Repeat everything in the material exactly.

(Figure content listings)
>>

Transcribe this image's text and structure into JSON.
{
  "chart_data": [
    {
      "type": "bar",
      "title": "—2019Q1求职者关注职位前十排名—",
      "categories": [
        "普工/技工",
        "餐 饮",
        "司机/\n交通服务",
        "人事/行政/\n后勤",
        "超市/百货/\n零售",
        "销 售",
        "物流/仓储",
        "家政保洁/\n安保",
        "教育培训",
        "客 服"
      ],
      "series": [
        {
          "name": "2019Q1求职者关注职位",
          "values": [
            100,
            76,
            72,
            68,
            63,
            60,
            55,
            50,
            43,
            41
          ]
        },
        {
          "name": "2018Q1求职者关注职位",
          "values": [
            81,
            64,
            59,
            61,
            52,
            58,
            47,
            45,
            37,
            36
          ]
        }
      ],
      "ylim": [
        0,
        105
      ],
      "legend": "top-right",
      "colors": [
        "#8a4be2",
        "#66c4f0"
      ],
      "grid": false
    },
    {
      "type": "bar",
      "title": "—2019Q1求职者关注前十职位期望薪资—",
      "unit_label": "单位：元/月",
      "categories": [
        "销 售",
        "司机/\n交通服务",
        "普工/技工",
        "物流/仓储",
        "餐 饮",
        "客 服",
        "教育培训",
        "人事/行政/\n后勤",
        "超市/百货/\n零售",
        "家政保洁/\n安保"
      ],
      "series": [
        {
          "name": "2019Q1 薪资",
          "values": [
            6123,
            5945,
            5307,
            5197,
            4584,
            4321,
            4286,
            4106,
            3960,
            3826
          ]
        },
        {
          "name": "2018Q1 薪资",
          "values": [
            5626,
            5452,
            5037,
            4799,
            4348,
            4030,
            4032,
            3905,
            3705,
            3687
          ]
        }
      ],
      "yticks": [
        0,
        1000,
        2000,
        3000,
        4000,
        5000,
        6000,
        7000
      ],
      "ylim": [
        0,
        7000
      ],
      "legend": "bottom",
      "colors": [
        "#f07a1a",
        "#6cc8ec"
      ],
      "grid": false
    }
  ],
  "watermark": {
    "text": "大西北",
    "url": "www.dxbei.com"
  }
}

<<

**RESPONSE FOR THIS EXERCISE**
Transcribe this image's text and structure into JSON.
{
  "chart_data": [
    {
      "type": "bar",
      "title": "—2019Q1求职者关注职位前十排名—",
      "categories": [
        "普工/技工",
        "餐 饮",
        "司机/\n交通服务",
        "人事/行政/\n后勤",
        "超市/百货/\n零售",
        "销 售",
        "物流/仓储",
        "家政保洁/\n安保",
        "教育培训",
        "客 服"
      ],
      "series": [
        {
          "name": "2019Q1求职者关注职位",
          "values": [
            100,
            76,
            72,
            68,
            63,
            60,
            55,
            50,
            43,
            41
          ]
        },
        {
          "name": "2018Q1求职者关注职位",
          "values": [
            81,
            64,
            59,
            61,
            52,
            58,
            47,
            45,
            37,
            36
          ]
        }
      ],
      "ylim": [
        0,
        105
      ],
      "legend": "top-right",
      "colors": [
        "#8a4be2",
        "#66c4f0"
      ],
      "grid": false
    },
    {
      "type": "bar",
      "title": "—2019Q1求职者关注前十职位期望薪资—",
      "unit_label": "单位：元/月",
      "categories": [
        "销 售",
        "司机/\n交通服务",
        "普工/技工",
        "物流/仓储",
        "餐 饮",
        "客 服",
        "教育培训",
        "人事/行政/\n后勤",
        "超市/百货/\n零售",
        "家政保洁/\n安保"
      ],
      "series": [
        {
          "name": "2019Q1 薪资",
          "values": [
            6123,
            5945,
            5307,
            5197,
            4584,
            4321,
            4286,
            4106,
            3960,
            3826
          ]
        },
        {
          "name": "2018Q1 薪资",
          "values": [
            5626,
            5452,
            5037,
            4799,
            4348,
            4030,
            4032,
            3905,
            3705,
            3687
          ]
        }
      ],
      "yticks": [
        0,
        1000,
        2000,
        3000,
        4000,
        5000,
        6000,
        7000
      ],
      "ylim": [
        0,
        7000
      ],
      "legend": "bottom",
      "colors": [
        "#f07a1a",
        "#6cc8ec"
      ],
      "grid": false
    }
  ],
  "watermark": {
    "text": "大西北",
    "url": "www.dxbei.com"
  }
}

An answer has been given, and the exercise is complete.